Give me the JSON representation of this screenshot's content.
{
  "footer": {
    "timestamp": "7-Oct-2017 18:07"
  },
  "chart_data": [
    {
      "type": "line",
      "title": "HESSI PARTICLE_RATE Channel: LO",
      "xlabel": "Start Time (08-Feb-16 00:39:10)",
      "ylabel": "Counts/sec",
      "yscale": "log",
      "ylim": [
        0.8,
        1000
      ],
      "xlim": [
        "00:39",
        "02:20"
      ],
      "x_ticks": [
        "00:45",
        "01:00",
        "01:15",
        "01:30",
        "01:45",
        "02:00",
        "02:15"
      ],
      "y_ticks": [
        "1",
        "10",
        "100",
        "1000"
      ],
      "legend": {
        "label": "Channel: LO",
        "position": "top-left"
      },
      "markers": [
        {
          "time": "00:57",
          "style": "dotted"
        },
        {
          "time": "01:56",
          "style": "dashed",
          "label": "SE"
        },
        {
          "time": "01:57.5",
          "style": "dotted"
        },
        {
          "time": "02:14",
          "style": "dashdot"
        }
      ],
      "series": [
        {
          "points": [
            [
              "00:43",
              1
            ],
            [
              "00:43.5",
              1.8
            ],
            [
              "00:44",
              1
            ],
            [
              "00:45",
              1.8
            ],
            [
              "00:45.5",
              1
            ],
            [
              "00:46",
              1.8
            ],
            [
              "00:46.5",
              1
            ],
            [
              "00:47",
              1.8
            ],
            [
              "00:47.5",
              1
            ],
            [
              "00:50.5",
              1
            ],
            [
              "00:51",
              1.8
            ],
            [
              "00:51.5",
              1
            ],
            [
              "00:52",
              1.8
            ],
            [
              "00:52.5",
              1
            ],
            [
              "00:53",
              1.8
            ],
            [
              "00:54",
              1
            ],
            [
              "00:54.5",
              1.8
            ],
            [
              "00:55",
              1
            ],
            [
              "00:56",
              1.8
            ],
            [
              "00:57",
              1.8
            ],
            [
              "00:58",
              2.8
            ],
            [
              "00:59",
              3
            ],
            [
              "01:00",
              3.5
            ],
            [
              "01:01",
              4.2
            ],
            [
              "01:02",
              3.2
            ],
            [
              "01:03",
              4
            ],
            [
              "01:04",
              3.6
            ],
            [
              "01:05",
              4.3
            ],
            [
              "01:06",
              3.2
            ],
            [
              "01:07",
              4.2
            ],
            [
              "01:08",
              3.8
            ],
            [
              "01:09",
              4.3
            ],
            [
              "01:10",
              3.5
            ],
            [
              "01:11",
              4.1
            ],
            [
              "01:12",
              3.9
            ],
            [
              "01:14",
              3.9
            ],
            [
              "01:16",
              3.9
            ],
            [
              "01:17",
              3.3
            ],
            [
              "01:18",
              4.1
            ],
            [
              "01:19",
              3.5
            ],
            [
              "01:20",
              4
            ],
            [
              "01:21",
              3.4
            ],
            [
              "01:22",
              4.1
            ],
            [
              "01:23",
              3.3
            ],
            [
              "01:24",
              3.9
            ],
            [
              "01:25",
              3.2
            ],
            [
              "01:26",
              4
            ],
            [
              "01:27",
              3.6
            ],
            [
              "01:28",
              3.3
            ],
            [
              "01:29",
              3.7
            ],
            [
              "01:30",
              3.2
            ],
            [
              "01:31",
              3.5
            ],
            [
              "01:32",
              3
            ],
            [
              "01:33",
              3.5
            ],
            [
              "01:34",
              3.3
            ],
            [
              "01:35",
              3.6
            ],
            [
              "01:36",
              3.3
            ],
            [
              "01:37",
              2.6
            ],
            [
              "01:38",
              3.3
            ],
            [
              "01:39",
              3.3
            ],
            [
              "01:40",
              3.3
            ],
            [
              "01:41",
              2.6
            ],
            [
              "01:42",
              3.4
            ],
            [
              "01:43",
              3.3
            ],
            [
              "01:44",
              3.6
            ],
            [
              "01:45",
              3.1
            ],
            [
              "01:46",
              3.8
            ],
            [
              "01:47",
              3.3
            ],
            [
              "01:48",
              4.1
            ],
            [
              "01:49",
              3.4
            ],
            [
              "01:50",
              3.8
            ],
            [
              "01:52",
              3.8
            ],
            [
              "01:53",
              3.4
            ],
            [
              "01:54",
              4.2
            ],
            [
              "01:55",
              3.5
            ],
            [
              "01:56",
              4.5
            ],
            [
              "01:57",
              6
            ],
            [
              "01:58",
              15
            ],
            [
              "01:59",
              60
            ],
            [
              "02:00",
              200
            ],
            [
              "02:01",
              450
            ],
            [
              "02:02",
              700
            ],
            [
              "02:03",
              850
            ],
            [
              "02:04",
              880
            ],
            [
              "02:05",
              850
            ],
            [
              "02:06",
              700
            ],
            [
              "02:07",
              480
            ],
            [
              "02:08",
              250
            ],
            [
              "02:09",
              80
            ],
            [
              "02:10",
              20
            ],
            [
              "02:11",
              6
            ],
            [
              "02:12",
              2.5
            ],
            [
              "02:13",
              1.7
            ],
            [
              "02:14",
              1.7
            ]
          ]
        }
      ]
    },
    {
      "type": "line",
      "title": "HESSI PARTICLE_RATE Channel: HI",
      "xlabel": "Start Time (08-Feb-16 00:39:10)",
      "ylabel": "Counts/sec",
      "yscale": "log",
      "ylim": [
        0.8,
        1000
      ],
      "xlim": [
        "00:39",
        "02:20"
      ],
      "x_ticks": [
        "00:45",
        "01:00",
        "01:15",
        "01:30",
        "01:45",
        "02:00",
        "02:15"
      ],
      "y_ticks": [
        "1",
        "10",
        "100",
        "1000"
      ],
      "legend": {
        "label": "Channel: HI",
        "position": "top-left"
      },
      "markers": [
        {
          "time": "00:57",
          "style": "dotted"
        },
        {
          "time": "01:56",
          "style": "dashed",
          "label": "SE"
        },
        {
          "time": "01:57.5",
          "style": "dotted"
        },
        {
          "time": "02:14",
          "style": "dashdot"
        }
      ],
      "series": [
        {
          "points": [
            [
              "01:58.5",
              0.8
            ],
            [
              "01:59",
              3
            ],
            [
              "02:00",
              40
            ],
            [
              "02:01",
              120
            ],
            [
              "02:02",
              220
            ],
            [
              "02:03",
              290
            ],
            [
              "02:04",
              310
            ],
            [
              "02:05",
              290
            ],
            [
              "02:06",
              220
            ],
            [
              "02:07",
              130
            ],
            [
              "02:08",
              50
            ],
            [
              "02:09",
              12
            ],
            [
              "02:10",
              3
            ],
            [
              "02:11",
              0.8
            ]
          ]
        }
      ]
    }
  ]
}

What you have to do: Check each line of the records above for the string "title", and report every line that has it.

Expected answer:
      "title": "HESSI PARTICLE_RATE Channel: LO",
      "title": "HESSI PARTICLE_RATE Channel: HI",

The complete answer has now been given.